== DATA LISTING ==
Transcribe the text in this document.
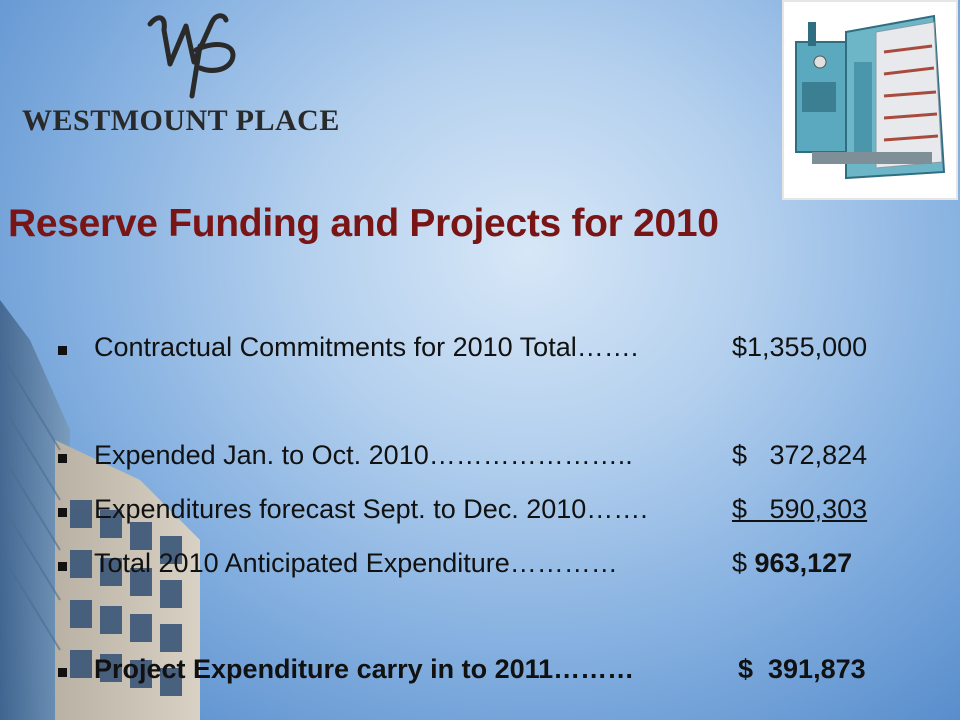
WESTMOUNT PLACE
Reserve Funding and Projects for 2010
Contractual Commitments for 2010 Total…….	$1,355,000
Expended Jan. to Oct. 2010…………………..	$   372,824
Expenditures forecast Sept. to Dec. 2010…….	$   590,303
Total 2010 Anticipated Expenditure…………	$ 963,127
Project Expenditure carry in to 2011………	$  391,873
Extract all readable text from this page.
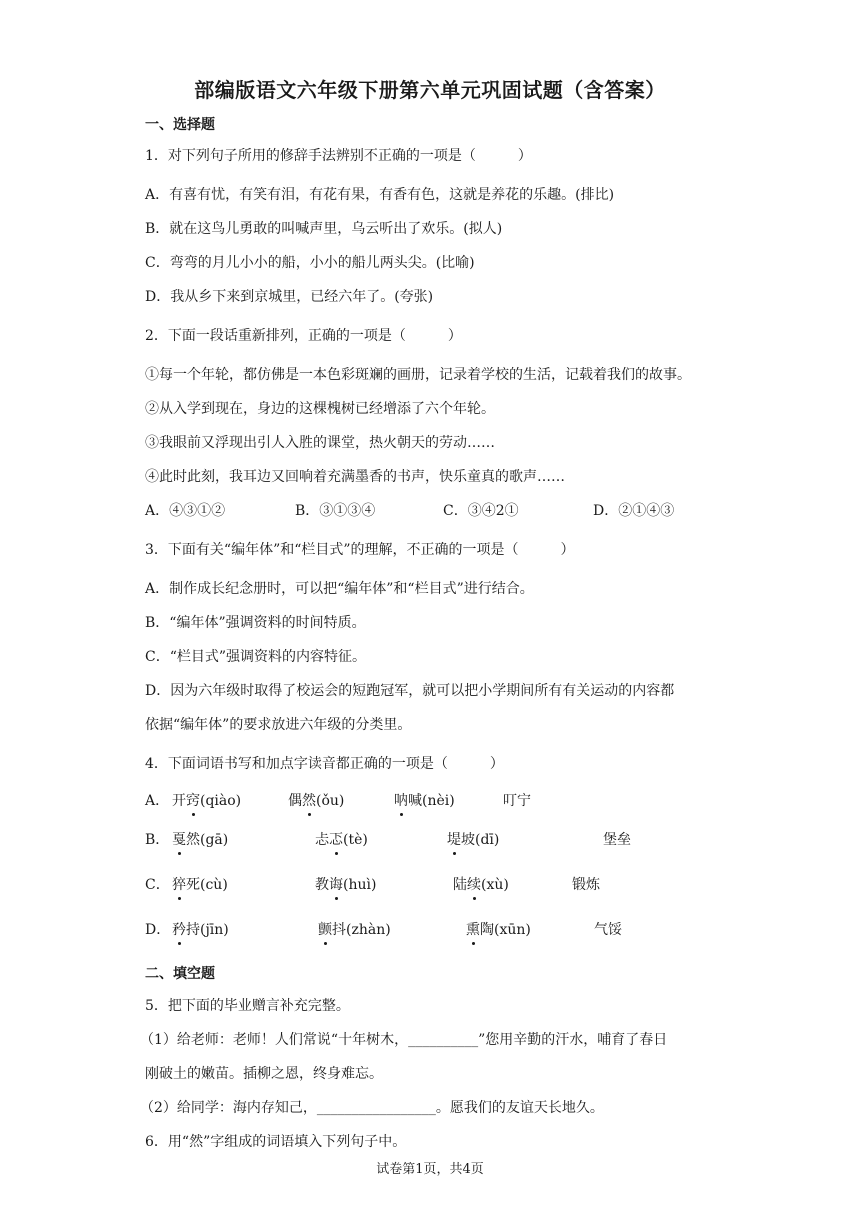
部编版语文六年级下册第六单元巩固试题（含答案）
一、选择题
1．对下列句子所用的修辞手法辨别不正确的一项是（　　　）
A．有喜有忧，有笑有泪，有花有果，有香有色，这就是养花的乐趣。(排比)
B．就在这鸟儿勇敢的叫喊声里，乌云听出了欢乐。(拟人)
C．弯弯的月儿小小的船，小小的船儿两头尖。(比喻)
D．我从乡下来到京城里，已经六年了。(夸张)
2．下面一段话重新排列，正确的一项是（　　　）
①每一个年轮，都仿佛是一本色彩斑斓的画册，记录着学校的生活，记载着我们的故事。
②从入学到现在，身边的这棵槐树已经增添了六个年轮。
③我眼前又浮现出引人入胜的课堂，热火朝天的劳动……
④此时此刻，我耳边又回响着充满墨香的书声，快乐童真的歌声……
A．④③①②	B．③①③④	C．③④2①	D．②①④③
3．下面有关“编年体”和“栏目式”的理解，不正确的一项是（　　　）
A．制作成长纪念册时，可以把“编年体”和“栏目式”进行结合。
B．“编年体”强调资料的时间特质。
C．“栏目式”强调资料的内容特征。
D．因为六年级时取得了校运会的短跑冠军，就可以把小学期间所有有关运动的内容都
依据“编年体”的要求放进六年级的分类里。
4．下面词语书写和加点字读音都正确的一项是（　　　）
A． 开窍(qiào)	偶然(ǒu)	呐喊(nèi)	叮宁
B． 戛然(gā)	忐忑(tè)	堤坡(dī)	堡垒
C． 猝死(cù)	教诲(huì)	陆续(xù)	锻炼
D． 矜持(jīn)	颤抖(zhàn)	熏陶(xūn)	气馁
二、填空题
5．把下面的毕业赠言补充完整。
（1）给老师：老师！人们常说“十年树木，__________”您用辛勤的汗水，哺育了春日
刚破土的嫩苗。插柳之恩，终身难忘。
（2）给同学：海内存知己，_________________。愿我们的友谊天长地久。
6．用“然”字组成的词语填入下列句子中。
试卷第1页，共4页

== WHAT THE TASK ASKS ==
Take the listing and print it again exactly, but without any pictures.

== OUTPUT OF THE EXERCISE ==
Transcribe the text in this document.
WESTMOUNT PLACE
Reserve Funding and Projects for 2010
Contractual Commitments for 2010 Total…….	$1,355,000
Expended Jan. to Oct. 2010…………………..	$   372,824
Expenditures forecast Sept. to Dec. 2010…….	$   590,303
Total 2010 Anticipated Expenditure…………	$ 963,127
Project Expenditure carry in to 2011………	$  391,873
Extract all readable text from this page.
部编版语文六年级下册第六单元巩固试题（含答案）
一、选择题
1．对下列句子所用的修辞手法辨别不正确的一项是（　　　）
A．有喜有忧，有笑有泪，有花有果，有香有色，这就是养花的乐趣。(排比)
B．就在这鸟儿勇敢的叫喊声里，乌云听出了欢乐。(拟人)
C．弯弯的月儿小小的船，小小的船儿两头尖。(比喻)
D．我从乡下来到京城里，已经六年了。(夸张)
2．下面一段话重新排列，正确的一项是（　　　）
①每一个年轮，都仿佛是一本色彩斑斓的画册，记录着学校的生活，记载着我们的故事。
②从入学到现在，身边的这棵槐树已经增添了六个年轮。
③我眼前又浮现出引人入胜的课堂，热火朝天的劳动……
④此时此刻，我耳边又回响着充满墨香的书声，快乐童真的歌声……
A．④③①②	B．③①③④	C．③④2①	D．②①④③
3．下面有关“编年体”和“栏目式”的理解，不正确的一项是（　　　）
A．制作成长纪念册时，可以把“编年体”和“栏目式”进行结合。
B．“编年体”强调资料的时间特质。
C．“栏目式”强调资料的内容特征。
D．因为六年级时取得了校运会的短跑冠军，就可以把小学期间所有有关运动的内容都
依据“编年体”的要求放进六年级的分类里。
4．下面词语书写和加点字读音都正确的一项是（　　　）
A． 开窍(qiào)	偶然(ǒu)	呐喊(nèi)	叮宁
B． 戛然(gā)	忐忑(tè)	堤坡(dī)	堡垒
C． 猝死(cù)	教诲(huì)	陆续(xù)	锻炼
D． 矜持(jīn)	颤抖(zhàn)	熏陶(xūn)	气馁
二、填空题
5．把下面的毕业赠言补充完整。
（1）给老师：老师！人们常说“十年树木，__________”您用辛勤的汗水，哺育了春日
刚破土的嫩苗。插柳之恩，终身难忘。
（2）给同学：海内存知己，_________________。愿我们的友谊天长地久。
6．用“然”字组成的词语填入下列句子中。
试卷第1页，共4页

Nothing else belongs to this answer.